▸ DATA FOR THIS TASK:
---

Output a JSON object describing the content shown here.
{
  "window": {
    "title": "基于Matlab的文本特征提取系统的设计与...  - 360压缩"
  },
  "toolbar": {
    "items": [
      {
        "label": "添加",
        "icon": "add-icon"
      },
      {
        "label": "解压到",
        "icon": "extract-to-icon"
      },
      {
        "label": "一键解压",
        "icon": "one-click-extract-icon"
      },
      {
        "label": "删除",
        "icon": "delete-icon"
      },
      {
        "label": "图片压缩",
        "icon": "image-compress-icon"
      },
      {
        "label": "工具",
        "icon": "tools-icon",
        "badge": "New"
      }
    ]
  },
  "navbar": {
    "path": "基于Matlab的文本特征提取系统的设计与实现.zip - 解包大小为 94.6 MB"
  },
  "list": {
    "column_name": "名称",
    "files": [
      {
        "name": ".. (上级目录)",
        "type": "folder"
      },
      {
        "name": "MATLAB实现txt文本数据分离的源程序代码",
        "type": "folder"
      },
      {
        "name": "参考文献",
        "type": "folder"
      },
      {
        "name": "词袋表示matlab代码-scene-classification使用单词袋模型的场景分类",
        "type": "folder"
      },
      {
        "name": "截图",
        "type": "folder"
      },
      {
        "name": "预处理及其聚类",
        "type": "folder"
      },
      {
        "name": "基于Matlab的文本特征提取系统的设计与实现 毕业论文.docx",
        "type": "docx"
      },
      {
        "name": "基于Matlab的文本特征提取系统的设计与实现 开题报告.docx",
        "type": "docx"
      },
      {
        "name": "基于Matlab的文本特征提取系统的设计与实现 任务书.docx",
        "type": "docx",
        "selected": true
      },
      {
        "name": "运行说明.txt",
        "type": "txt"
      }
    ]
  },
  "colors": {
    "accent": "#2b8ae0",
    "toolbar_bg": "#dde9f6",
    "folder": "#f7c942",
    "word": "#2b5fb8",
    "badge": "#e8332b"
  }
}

---

Copy all the entries verbatim.

Output a JSON object describing the content shown here.
{
  "window": {
    "title": "基于Matlab的文本特征提取系统的设计与...  - 360压缩"
  },
  "toolbar": {
    "items": [
      {
        "label": "添加",
        "icon": "add-icon"
      },
      {
        "label": "解压到",
        "icon": "extract-to-icon"
      },
      {
        "label": "一键解压",
        "icon": "one-click-extract-icon"
      },
      {
        "label": "删除",
        "icon": "delete-icon"
      },
      {
        "label": "图片压缩",
        "icon": "image-compress-icon"
      },
      {
        "label": "工具",
        "icon": "tools-icon",
        "badge": "New"
      }
    ]
  },
  "navbar": {
    "path": "基于Matlab的文本特征提取系统的设计与实现.zip - 解包大小为 94.6 MB"
  },
  "list": {
    "column_name": "名称",
    "files": [
      {
        "name": ".. (上级目录)",
        "type": "folder"
      },
      {
        "name": "MATLAB实现txt文本数据分离的源程序代码",
        "type": "folder"
      },
      {
        "name": "参考文献",
        "type": "folder"
      },
      {
        "name": "词袋表示matlab代码-scene-classification使用单词袋模型的场景分类",
        "type": "folder"
      },
      {
        "name": "截图",
        "type": "folder"
      },
      {
        "name": "预处理及其聚类",
        "type": "folder"
      },
      {
        "name": "基于Matlab的文本特征提取系统的设计与实现 毕业论文.docx",
        "type": "docx"
      },
      {
        "name": "基于Matlab的文本特征提取系统的设计与实现 开题报告.docx",
        "type": "docx"
      },
      {
        "name": "基于Matlab的文本特征提取系统的设计与实现 任务书.docx",
        "type": "docx",
        "selected": true
      },
      {
        "name": "运行说明.txt",
        "type": "txt"
      }
    ]
  },
  "colors": {
    "accent": "#2b8ae0",
    "toolbar_bg": "#dde9f6",
    "folder": "#f7c942",
    "word": "#2b5fb8",
    "badge": "#e8332b"
  }
}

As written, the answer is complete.